Aşağıdaki satırların hepsini hiçbir değişiklik yapmadan yeniden yazınız. Resimleri cevabınıza almayınız.
-------- Satır Listesi --------
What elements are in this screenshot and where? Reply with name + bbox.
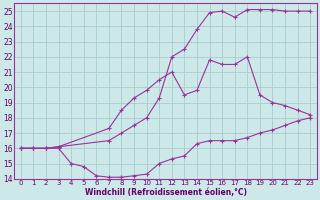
X-axis label: Windchill (Refroidissement éolien,°C): Windchill (Refroidissement éolien,°C) — [84, 188, 246, 197]
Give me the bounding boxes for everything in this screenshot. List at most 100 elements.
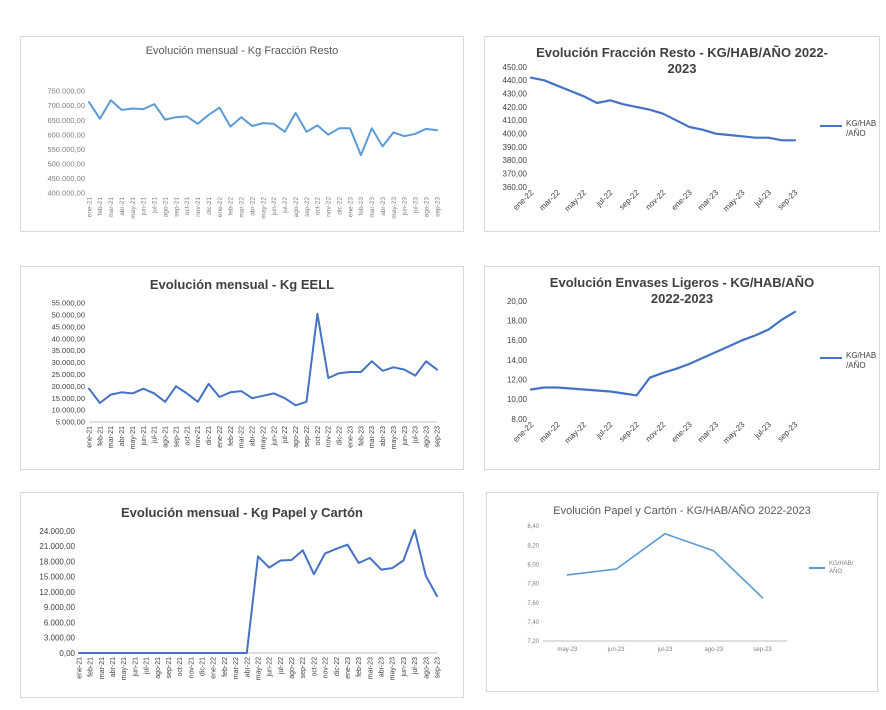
data-point xyxy=(197,123,199,125)
data-point xyxy=(327,134,329,136)
x-tick-label: feb-22 xyxy=(222,657,229,677)
data-point xyxy=(596,389,598,391)
y-tick-label: 16,00 xyxy=(507,336,528,345)
x-tick-label: nov-22 xyxy=(326,197,333,217)
x-tick-label: oct-22 xyxy=(315,426,322,446)
data-point xyxy=(120,391,122,393)
chart-title: Evolución mensual - Kg Fracción Resto xyxy=(145,45,339,57)
x-tick-label: nov-21 xyxy=(195,426,202,448)
data-point xyxy=(349,371,351,373)
x-tick-label: jul-21 xyxy=(144,657,151,675)
data-point xyxy=(403,135,405,137)
x-tick-label: ene-23 xyxy=(347,426,354,448)
chart-title: Evolución Fracción Resto - KG/HAB/AÑO 20… xyxy=(536,45,828,77)
y-tick-label: 24.000,00 xyxy=(39,527,75,536)
x-tick-label: nov-22 xyxy=(323,657,330,679)
line-chart: 7,20 7,40 7,60 7,80 8,00 8,20 8,40 may-23 jun-23… xyxy=(527,524,787,653)
x-tick-label: mar-22 xyxy=(239,426,246,448)
data-point xyxy=(622,392,624,394)
data-point xyxy=(251,125,253,127)
x-tick-label: may-22 xyxy=(563,420,589,446)
data-point xyxy=(268,566,270,568)
x-tick-label: dic-21 xyxy=(206,197,213,215)
x-tick-label: nov-22 xyxy=(644,420,668,444)
data-point xyxy=(357,562,359,564)
data-point xyxy=(316,124,318,126)
data-point xyxy=(402,559,404,561)
data-point xyxy=(338,127,340,129)
data-point xyxy=(569,90,571,92)
data-point xyxy=(360,371,362,373)
x-tick-label: sep-23 xyxy=(776,420,800,444)
y-tick-label: 25.000,00 xyxy=(52,370,85,379)
x-tick-label: ago-23 xyxy=(423,197,430,218)
y-tick-label: 7,40 xyxy=(527,620,539,626)
line-chart: 5.000,00 10.000,00 15.000,00 20.000,00 25.00… xyxy=(52,299,442,450)
y-tick-label: 410,00 xyxy=(503,116,528,125)
y-tick-label: 15.000,00 xyxy=(52,394,85,403)
y-tick-label: 650.000,00 xyxy=(47,116,85,125)
data-point xyxy=(728,345,730,347)
data-point xyxy=(781,318,783,320)
data-point xyxy=(229,125,231,127)
series-line xyxy=(529,76,797,142)
y-tick-label: 450,00 xyxy=(503,63,528,72)
data-point xyxy=(413,529,415,531)
data-point xyxy=(556,84,558,86)
y-tick-label: 7,60 xyxy=(527,601,539,607)
chart-title: Evolución Envases Ligeros - KG/HAB/AÑO 2… xyxy=(549,275,815,307)
data-point xyxy=(335,548,337,550)
x-tick-label: sep-23 xyxy=(776,188,800,212)
legend-label: KG/HAB /AÑO xyxy=(846,119,877,139)
x-tick-label: jul-23 xyxy=(413,426,420,444)
data-point xyxy=(175,116,177,118)
x-tick-label: jun-23 xyxy=(401,657,408,678)
chart-panel-envases-ligeros-kghab: Evolución Envases Ligeros - KG/HAB/AÑO 2… xyxy=(484,266,880,470)
y-tick-label: 7,20 xyxy=(527,639,539,645)
x-tick-label: mar-23 xyxy=(369,426,376,448)
x-tick-label: may-22 xyxy=(563,188,589,214)
data-point xyxy=(543,386,545,388)
chart-legend: KG/HAB /AÑO xyxy=(820,119,876,140)
x-tick-label: feb-22 xyxy=(228,197,235,216)
x-tick-label: oct-22 xyxy=(315,197,322,215)
x-tick-label: nov-21 xyxy=(188,657,195,679)
x-tick-label: feb-21 xyxy=(88,657,95,677)
chart-title: Evolución mensual - Kg EELL xyxy=(149,277,335,292)
x-tick-label: ago-21 xyxy=(155,657,162,679)
x-tick-label: may-23 xyxy=(391,197,398,219)
data-point xyxy=(622,103,624,105)
chart-legend: KG/HAB /AÑO xyxy=(820,351,876,372)
y-tick-label: 450.000,00 xyxy=(47,174,85,183)
data-point xyxy=(662,372,664,374)
data-point xyxy=(761,597,763,599)
x-tick-label: jun-23 xyxy=(402,426,409,447)
line-chart: 400.000,00 450.000,00 500.000,00 550.000,00… xyxy=(47,87,441,219)
x-tick-label: abr-22 xyxy=(244,657,251,677)
data-point xyxy=(234,652,236,654)
y-tick-label: 30.000,00 xyxy=(52,358,85,367)
data-point xyxy=(142,108,144,110)
data-point xyxy=(153,103,155,105)
x-tick-label: jun-21 xyxy=(132,657,139,678)
line-chart: 360,00 370,00 380,00 390,00 400,00 410,00 420,… xyxy=(503,63,800,214)
y-tick-label: 380,00 xyxy=(503,156,528,165)
data-point xyxy=(134,652,136,654)
y-tick-label: 400,00 xyxy=(503,129,528,138)
x-tick-label: sep-22 xyxy=(617,420,641,444)
x-tick-label: jul-22 xyxy=(594,188,615,209)
data-point xyxy=(754,334,756,336)
y-tick-label: 700.000,00 xyxy=(47,101,85,110)
x-tick-label: may-23 xyxy=(557,647,578,653)
data-point xyxy=(100,652,102,654)
y-tick-label: 8,20 xyxy=(527,543,539,549)
x-tick-label: may-23 xyxy=(390,657,397,680)
data-point xyxy=(145,652,147,654)
data-point xyxy=(436,595,438,597)
data-point xyxy=(392,131,394,133)
x-tick-label: sep-22 xyxy=(617,188,641,212)
y-tick-label: 10,00 xyxy=(507,395,528,404)
data-point xyxy=(110,99,112,101)
x-tick-label: oct-21 xyxy=(184,426,191,446)
x-tick-label: jul-22 xyxy=(278,657,285,675)
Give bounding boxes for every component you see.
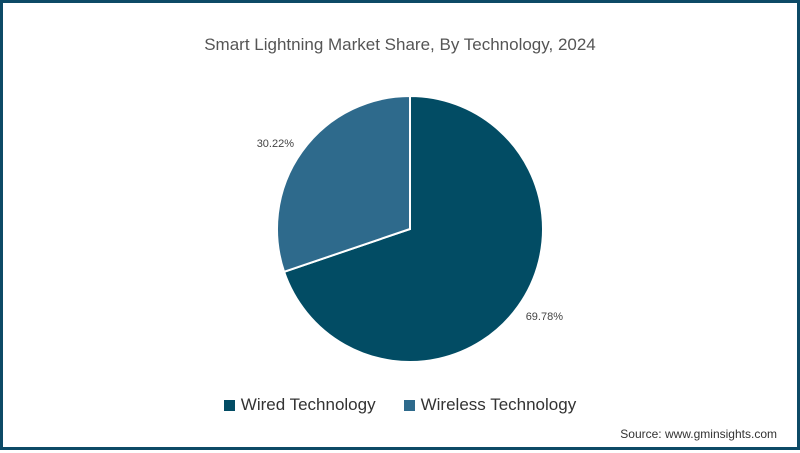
--------
> _Sorunun Çözümü_
What elements are in this screenshot and where? Reply with name + bbox.
X-axis label: Windchill (Refroidissement éolien,°C): Windchill (Refroidissement éolien,°C) — [84, 188, 246, 197]
Give me the bounding boxes for everything in this screenshot. List at most 100 elements.
data-point xyxy=(197,123,199,125)
data-point xyxy=(327,134,329,136)
x-tick-label: feb-22 xyxy=(222,657,229,677)
data-point xyxy=(596,389,598,391)
y-tick-label: 16,00 xyxy=(507,336,528,345)
x-tick-label: nov-22 xyxy=(326,197,333,217)
x-tick-label: oct-22 xyxy=(315,426,322,446)
data-point xyxy=(120,391,122,393)
chart-title: Evolución mensual - Kg Fracción Resto xyxy=(145,45,339,57)
x-tick-label: nov-21 xyxy=(195,426,202,448)
data-point xyxy=(349,371,351,373)
x-tick-label: jul-21 xyxy=(144,657,151,675)
data-point xyxy=(403,135,405,137)
x-tick-label: ene-23 xyxy=(347,426,354,448)
chart-title: Evolución Fracción Resto - KG/HAB/AÑO 20… xyxy=(536,45,828,77)
y-tick-label: 24.000,00 xyxy=(39,527,75,536)
x-tick-label: nov-22 xyxy=(323,657,330,679)
line-chart: 7,20 7,40 7,60 7,80 8,00 8,20 8,40 may-23 jun-23… xyxy=(527,524,787,653)
x-tick-label: mar-22 xyxy=(239,426,246,448)
data-point xyxy=(622,392,624,394)
data-point xyxy=(251,125,253,127)
x-tick-label: may-22 xyxy=(563,420,589,446)
data-point xyxy=(268,566,270,568)
x-tick-label: dic-21 xyxy=(206,197,213,215)
x-tick-label: nov-22 xyxy=(644,420,668,444)
data-point xyxy=(357,562,359,564)
data-point xyxy=(316,124,318,126)
data-point xyxy=(402,559,404,561)
data-point xyxy=(338,127,340,129)
data-point xyxy=(569,90,571,92)
data-point xyxy=(360,371,362,373)
x-tick-label: sep-23 xyxy=(776,420,800,444)
y-tick-label: 25.000,00 xyxy=(52,370,85,379)
x-tick-label: ago-23 xyxy=(423,197,430,218)
y-tick-label: 7,40 xyxy=(527,620,539,626)
line-chart: 5.000,00 10.000,00 15.000,00 20.000,00 25.00… xyxy=(52,299,442,450)
y-tick-label: 410,00 xyxy=(503,116,528,125)
y-tick-label: 15.000,00 xyxy=(52,394,85,403)
y-tick-label: 650.000,00 xyxy=(47,116,85,125)
data-point xyxy=(728,345,730,347)
data-point xyxy=(781,318,783,320)
data-point xyxy=(229,125,231,127)
series-line xyxy=(529,76,797,142)
y-tick-label: 450,00 xyxy=(503,63,528,72)
data-point xyxy=(413,529,415,531)
data-point xyxy=(556,84,558,86)
y-tick-label: 7,60 xyxy=(527,601,539,607)
chart-title: Evolución Envases Ligeros - KG/HAB/AÑO 2… xyxy=(549,275,815,307)
data-point xyxy=(335,548,337,550)
x-tick-label: sep-23 xyxy=(776,188,800,212)
legend-label: KG/HAB /AÑO xyxy=(846,119,877,139)
x-tick-label: jul-23 xyxy=(413,426,420,444)
data-point xyxy=(175,116,177,118)
x-tick-label: jun-23 xyxy=(401,657,408,678)
chart-panel-envases-ligeros-kghab: Evolución Envases Ligeros - KG/HAB/AÑO 2… xyxy=(484,266,880,470)
y-tick-label: 7,20 xyxy=(527,639,539,645)
x-tick-label: mar-23 xyxy=(369,426,376,448)
x-tick-label: may-22 xyxy=(563,188,589,214)
data-point xyxy=(543,386,545,388)
chart-legend: KG/HAB /AÑO xyxy=(820,119,876,140)
x-tick-label: feb-22 xyxy=(228,197,235,216)
x-tick-label: oct-22 xyxy=(315,197,322,215)
x-tick-label: nov-21 xyxy=(188,657,195,679)
x-tick-label: feb-21 xyxy=(88,657,95,677)
chart-title: Evolución mensual - Kg EELL xyxy=(149,277,335,292)
x-tick-label: ago-21 xyxy=(155,657,162,679)
x-tick-label: may-23 xyxy=(391,197,398,219)
data-point xyxy=(622,103,624,105)
chart-legend: KG/HAB /AÑO xyxy=(820,351,876,372)
y-tick-label: 450.000,00 xyxy=(47,174,85,183)
data-point xyxy=(662,372,664,374)
data-point xyxy=(761,597,763,599)
x-tick-label: jun-23 xyxy=(402,426,409,447)
line-chart: 400.000,00 450.000,00 500.000,00 550.000,00… xyxy=(47,87,441,219)
x-tick-label: abr-22 xyxy=(244,657,251,677)
data-point xyxy=(234,652,236,654)
y-tick-label: 30.000,00 xyxy=(52,358,85,367)
data-point xyxy=(142,108,144,110)
data-point xyxy=(153,103,155,105)
x-tick-label: jun-21 xyxy=(132,657,139,678)
line-chart: 360,00 370,00 380,00 390,00 400,00 410,00 420,… xyxy=(503,63,800,214)
y-tick-label: 380,00 xyxy=(503,156,528,165)
data-point xyxy=(134,652,136,654)
y-tick-label: 400,00 xyxy=(503,129,528,138)
x-tick-label: sep-22 xyxy=(617,420,641,444)
x-tick-label: jul-22 xyxy=(594,188,615,209)
data-point xyxy=(754,334,756,336)
y-tick-label: 700.000,00 xyxy=(47,101,85,110)
x-tick-label: may-23 xyxy=(557,647,578,653)
data-point xyxy=(100,652,102,654)
y-tick-label: 8,20 xyxy=(527,543,539,549)
x-tick-label: may-23 xyxy=(390,657,397,680)
data-point xyxy=(145,652,147,654)
data-point xyxy=(436,595,438,597)
data-point xyxy=(392,131,394,133)
x-tick-label: sep-22 xyxy=(617,188,641,212)
y-tick-label: 10,00 xyxy=(507,395,528,404)
data-point xyxy=(110,99,112,101)
x-tick-label: oct-21 xyxy=(184,426,191,446)
x-tick-label: jul-22 xyxy=(278,657,285,675)
Give bounding boxes for every component you see.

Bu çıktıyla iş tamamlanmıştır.